• _Challenge_
Copy each line in the data that includes the word "average".

+ + +

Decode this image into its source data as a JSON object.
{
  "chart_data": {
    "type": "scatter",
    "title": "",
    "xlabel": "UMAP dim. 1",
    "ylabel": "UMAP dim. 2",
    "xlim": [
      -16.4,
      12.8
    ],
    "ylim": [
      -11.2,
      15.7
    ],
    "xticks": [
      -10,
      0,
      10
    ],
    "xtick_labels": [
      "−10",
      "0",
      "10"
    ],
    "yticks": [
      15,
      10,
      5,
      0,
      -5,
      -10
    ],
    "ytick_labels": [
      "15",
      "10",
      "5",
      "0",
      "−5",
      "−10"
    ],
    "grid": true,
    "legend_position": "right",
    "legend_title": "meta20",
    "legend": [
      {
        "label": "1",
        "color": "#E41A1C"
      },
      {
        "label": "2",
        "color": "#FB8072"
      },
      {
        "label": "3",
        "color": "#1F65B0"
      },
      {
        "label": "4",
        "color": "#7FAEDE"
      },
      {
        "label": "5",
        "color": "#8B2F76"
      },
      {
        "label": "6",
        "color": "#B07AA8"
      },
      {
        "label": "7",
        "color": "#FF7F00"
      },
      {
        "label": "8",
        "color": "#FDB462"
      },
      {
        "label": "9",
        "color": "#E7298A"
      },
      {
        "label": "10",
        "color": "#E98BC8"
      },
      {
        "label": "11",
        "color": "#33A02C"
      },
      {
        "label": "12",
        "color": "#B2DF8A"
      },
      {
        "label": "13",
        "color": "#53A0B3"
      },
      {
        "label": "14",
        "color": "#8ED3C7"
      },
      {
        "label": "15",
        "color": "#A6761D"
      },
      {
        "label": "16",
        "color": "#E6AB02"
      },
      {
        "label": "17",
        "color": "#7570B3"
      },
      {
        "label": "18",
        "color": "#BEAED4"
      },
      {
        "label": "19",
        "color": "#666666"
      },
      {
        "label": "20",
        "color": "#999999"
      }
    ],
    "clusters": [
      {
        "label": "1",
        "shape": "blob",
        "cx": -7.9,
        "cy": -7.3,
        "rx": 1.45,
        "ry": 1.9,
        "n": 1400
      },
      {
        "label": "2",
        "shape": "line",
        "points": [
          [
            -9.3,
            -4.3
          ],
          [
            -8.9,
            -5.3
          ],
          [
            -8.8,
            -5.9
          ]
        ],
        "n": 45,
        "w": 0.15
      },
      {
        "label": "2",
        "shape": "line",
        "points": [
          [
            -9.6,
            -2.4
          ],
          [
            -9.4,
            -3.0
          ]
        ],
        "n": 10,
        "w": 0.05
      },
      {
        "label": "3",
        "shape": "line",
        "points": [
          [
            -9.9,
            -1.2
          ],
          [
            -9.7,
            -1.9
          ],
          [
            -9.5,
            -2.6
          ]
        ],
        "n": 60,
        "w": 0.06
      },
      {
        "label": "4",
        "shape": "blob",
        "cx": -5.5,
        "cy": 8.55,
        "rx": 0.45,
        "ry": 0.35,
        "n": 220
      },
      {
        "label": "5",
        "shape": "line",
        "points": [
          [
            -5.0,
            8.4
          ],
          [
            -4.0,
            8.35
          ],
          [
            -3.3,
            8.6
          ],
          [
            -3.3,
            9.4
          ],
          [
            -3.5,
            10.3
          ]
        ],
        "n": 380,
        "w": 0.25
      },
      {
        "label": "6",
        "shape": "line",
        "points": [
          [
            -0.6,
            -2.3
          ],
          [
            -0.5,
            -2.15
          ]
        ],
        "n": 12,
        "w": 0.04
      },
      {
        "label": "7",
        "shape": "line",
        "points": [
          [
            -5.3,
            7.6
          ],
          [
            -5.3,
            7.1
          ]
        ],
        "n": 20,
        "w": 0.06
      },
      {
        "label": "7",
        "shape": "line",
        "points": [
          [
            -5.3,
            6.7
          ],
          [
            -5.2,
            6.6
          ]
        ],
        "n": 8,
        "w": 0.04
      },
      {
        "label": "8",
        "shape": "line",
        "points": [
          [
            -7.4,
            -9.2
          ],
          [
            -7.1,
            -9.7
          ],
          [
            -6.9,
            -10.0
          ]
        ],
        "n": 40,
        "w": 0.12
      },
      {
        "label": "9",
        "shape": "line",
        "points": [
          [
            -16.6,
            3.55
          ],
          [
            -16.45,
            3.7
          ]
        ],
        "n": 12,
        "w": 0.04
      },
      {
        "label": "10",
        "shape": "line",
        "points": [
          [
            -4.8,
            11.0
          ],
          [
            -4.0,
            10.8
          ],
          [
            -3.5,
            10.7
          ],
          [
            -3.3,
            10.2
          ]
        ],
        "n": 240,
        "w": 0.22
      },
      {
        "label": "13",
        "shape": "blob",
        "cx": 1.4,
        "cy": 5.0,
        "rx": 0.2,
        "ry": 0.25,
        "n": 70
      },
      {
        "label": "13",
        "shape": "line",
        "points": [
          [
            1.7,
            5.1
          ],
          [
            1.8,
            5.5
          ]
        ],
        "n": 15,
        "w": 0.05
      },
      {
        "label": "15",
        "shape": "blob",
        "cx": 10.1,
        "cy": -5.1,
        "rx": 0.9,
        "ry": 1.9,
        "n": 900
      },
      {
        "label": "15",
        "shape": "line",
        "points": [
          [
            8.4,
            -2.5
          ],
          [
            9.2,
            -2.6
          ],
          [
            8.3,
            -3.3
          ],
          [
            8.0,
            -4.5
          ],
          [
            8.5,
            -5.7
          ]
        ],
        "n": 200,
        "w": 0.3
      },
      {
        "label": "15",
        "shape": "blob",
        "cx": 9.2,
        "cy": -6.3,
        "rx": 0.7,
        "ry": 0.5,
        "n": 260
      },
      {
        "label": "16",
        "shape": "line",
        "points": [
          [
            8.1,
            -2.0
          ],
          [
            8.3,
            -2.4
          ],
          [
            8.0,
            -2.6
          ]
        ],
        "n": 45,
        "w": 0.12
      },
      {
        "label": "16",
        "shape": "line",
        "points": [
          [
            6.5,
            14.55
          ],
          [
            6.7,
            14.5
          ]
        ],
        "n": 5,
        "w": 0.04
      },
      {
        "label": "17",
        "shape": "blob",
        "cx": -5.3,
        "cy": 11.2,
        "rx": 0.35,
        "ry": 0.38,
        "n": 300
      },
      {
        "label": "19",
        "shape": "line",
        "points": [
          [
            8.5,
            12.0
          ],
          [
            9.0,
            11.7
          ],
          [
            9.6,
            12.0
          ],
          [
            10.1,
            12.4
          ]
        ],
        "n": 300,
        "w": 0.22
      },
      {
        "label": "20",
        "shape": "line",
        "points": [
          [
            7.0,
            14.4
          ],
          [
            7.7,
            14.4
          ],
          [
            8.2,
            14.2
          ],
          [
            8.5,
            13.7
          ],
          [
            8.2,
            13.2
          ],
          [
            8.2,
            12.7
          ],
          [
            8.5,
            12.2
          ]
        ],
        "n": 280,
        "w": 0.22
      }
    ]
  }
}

+ + +

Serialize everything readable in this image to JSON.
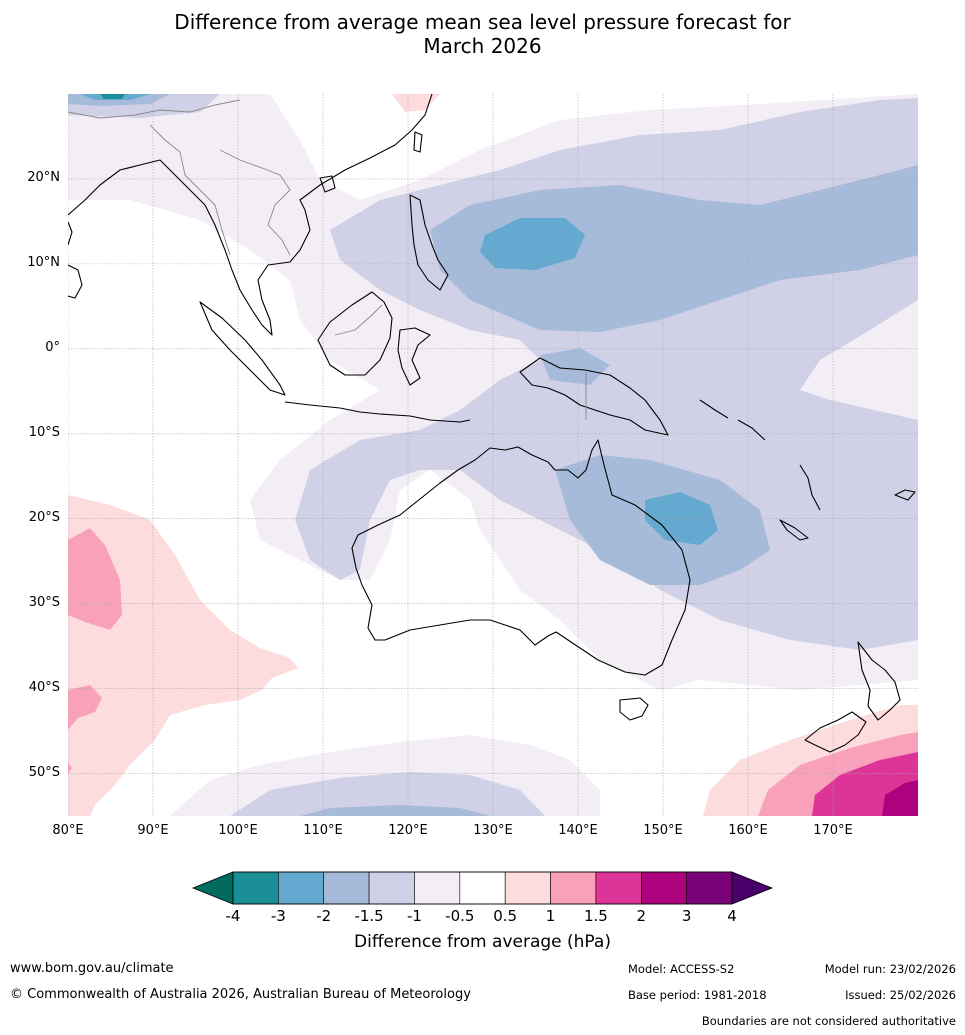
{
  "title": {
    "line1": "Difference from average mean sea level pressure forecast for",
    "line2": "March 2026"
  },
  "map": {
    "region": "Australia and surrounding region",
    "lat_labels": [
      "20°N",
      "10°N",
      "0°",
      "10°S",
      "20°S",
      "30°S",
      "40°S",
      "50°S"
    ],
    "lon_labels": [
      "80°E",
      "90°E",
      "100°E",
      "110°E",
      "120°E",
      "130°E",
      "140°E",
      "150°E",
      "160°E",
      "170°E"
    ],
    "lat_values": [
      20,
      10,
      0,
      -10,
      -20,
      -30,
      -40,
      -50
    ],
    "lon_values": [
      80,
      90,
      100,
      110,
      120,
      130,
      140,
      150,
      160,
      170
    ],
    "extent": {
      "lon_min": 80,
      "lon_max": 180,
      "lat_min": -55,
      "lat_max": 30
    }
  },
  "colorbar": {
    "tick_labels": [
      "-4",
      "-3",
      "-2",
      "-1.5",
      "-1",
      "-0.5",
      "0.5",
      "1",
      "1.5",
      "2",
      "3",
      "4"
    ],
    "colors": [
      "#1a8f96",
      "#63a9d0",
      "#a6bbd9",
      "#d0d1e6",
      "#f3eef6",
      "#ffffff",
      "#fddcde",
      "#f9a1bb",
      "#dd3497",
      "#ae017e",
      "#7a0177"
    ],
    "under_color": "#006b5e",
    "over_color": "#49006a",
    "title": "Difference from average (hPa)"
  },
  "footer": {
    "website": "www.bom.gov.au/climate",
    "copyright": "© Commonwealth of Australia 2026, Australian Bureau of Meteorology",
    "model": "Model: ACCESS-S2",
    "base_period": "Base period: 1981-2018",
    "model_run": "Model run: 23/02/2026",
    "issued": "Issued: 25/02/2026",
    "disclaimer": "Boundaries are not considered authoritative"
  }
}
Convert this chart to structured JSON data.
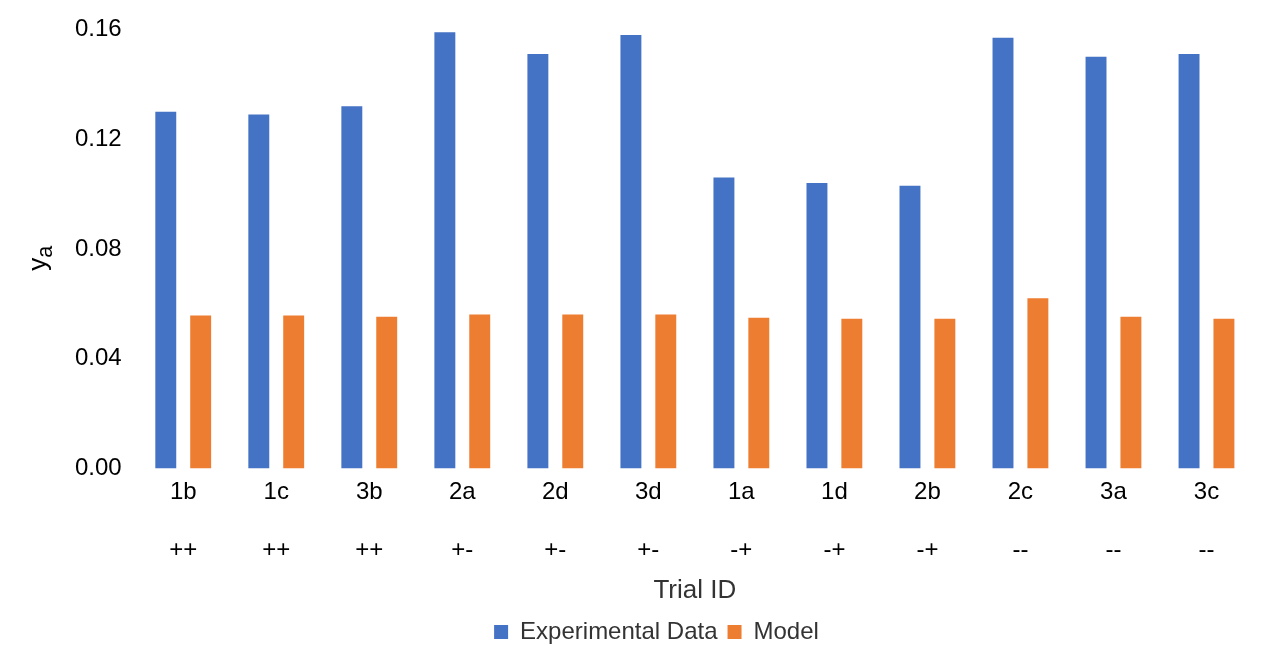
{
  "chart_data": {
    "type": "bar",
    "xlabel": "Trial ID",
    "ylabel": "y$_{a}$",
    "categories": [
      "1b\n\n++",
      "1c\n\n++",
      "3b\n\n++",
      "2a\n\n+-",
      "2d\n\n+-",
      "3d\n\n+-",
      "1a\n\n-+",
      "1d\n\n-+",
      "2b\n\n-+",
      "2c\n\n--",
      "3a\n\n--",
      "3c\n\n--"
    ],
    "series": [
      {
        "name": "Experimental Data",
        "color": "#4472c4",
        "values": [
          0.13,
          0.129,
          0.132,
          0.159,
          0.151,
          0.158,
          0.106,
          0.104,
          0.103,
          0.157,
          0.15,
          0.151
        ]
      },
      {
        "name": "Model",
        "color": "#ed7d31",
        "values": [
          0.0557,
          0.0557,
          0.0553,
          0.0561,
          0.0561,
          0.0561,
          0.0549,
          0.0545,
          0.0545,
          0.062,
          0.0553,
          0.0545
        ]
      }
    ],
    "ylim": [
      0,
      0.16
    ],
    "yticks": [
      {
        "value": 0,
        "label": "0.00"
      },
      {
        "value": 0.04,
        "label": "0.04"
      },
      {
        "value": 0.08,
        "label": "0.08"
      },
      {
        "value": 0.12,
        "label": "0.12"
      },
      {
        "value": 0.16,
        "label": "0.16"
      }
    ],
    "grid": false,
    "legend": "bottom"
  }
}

+ + +

• _The reply_
    "line1": "Difference from average mean sea level pressure forecast for",
    "title": "Difference from average (hPa)"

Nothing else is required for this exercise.